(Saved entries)
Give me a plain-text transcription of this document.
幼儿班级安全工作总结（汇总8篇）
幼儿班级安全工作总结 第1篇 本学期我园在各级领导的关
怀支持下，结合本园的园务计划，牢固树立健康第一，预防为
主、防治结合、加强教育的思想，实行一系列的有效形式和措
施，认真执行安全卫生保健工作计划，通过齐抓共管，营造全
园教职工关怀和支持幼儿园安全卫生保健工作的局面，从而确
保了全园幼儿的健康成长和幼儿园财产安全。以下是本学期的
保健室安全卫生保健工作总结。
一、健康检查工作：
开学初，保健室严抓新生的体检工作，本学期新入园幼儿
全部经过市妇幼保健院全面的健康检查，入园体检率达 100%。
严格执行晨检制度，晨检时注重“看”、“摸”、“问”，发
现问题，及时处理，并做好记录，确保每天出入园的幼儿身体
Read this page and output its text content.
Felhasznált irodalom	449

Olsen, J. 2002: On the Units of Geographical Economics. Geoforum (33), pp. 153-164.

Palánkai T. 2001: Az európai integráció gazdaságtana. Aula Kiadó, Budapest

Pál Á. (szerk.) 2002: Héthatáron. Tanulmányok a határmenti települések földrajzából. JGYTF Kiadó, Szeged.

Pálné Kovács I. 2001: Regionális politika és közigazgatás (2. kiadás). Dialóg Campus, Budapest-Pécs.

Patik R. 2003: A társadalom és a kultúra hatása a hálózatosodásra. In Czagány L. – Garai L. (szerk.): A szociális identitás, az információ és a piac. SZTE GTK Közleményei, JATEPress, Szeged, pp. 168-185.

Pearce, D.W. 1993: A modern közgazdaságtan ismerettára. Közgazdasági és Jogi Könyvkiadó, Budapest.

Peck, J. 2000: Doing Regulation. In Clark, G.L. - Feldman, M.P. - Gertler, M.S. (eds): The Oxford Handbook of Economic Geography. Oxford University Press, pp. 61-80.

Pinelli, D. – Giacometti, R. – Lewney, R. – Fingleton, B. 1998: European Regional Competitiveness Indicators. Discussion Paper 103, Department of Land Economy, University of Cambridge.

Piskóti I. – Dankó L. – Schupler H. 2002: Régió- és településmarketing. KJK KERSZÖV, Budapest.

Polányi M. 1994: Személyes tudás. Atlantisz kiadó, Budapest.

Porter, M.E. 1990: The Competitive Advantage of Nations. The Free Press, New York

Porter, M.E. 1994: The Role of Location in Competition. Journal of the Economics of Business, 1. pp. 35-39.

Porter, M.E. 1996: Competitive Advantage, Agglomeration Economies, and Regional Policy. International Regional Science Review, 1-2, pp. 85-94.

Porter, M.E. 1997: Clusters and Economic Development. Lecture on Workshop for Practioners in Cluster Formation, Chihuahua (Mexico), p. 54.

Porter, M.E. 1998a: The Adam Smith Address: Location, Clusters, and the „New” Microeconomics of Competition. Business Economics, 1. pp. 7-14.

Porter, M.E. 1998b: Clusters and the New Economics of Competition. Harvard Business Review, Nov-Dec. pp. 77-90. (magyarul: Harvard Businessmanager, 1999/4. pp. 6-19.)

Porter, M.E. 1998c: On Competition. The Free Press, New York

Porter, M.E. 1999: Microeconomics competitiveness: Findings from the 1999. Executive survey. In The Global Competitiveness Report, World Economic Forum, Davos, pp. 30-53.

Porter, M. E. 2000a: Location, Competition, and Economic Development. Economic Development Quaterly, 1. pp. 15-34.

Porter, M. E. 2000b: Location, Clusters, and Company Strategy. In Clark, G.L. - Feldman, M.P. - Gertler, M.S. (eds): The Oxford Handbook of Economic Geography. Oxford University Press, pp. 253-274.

■ **Brief**
Provide all the records again, word for word.

■ **Answer to this task**
Give me a plain-text transcription of this document.
幼儿班级安全工作总结（汇总8篇）
幼儿班级安全工作总结 第1篇 本学期我园在各级领导的关
怀支持下，结合本园的园务计划，牢固树立健康第一，预防为
主、防治结合、加强教育的思想，实行一系列的有效形式和措
施，认真执行安全卫生保健工作计划，通过齐抓共管，营造全
园教职工关怀和支持幼儿园安全卫生保健工作的局面，从而确
保了全园幼儿的健康成长和幼儿园财产安全。以下是本学期的
保健室安全卫生保健工作总结。
一、健康检查工作：
开学初，保健室严抓新生的体检工作，本学期新入园幼儿
全部经过市妇幼保健院全面的健康检查，入园体检率达 100%。
严格执行晨检制度，晨检时注重“看”、“摸”、“问”，发
现问题，及时处理，并做好记录，确保每天出入园的幼儿身体
Read this page and output its text content.
Felhasznált irodalom	449

Olsen, J. 2002: On the Units of Geographical Economics. Geoforum (33), pp. 153-164.

Palánkai T. 2001: Az európai integráció gazdaságtana. Aula Kiadó, Budapest

Pál Á. (szerk.) 2002: Héthatáron. Tanulmányok a határmenti települések földrajzából. JGYTF Kiadó, Szeged.

Pálné Kovács I. 2001: Regionális politika és közigazgatás (2. kiadás). Dialóg Campus, Budapest-Pécs.

Patik R. 2003: A társadalom és a kultúra hatása a hálózatosodásra. In Czagány L. – Garai L. (szerk.): A szociális identitás, az információ és a piac. SZTE GTK Közleményei, JATEPress, Szeged, pp. 168-185.

Pearce, D.W. 1993: A modern közgazdaságtan ismerettára. Közgazdasági és Jogi Könyvkiadó, Budapest.

Peck, J. 2000: Doing Regulation. In Clark, G.L. - Feldman, M.P. - Gertler, M.S. (eds): The Oxford Handbook of Economic Geography. Oxford University Press, pp. 61-80.

Pinelli, D. – Giacometti, R. – Lewney, R. – Fingleton, B. 1998: European Regional Competitiveness Indicators. Discussion Paper 103, Department of Land Economy, University of Cambridge.

Piskóti I. – Dankó L. – Schupler H. 2002: Régió- és településmarketing. KJK KERSZÖV, Budapest.

Polányi M. 1994: Személyes tudás. Atlantisz kiadó, Budapest.

Porter, M.E. 1990: The Competitive Advantage of Nations. The Free Press, New York

Porter, M.E. 1994: The Role of Location in Competition. Journal of the Economics of Business, 1. pp. 35-39.

Porter, M.E. 1996: Competitive Advantage, Agglomeration Economies, and Regional Policy. International Regional Science Review, 1-2, pp. 85-94.

Porter, M.E. 1997: Clusters and Economic Development. Lecture on Workshop for Practioners in Cluster Formation, Chihuahua (Mexico), p. 54.

Porter, M.E. 1998a: The Adam Smith Address: Location, Clusters, and the „New” Microeconomics of Competition. Business Economics, 1. pp. 7-14.

Porter, M.E. 1998b: Clusters and the New Economics of Competition. Harvard Business Review, Nov-Dec. pp. 77-90. (magyarul: Harvard Businessmanager, 1999/4. pp. 6-19.)

Porter, M.E. 1998c: On Competition. The Free Press, New York

Porter, M.E. 1999: Microeconomics competitiveness: Findings from the 1999. Executive survey. In The Global Competitiveness Report, World Economic Forum, Davos, pp. 30-53.

Porter, M. E. 2000a: Location, Competition, and Economic Development. Economic Development Quaterly, 1. pp. 15-34.

Porter, M. E. 2000b: Location, Clusters, and Company Strategy. In Clark, G.L. - Feldman, M.P. - Gertler, M.S. (eds): The Oxford Handbook of Economic Geography. Oxford University Press, pp. 253-274.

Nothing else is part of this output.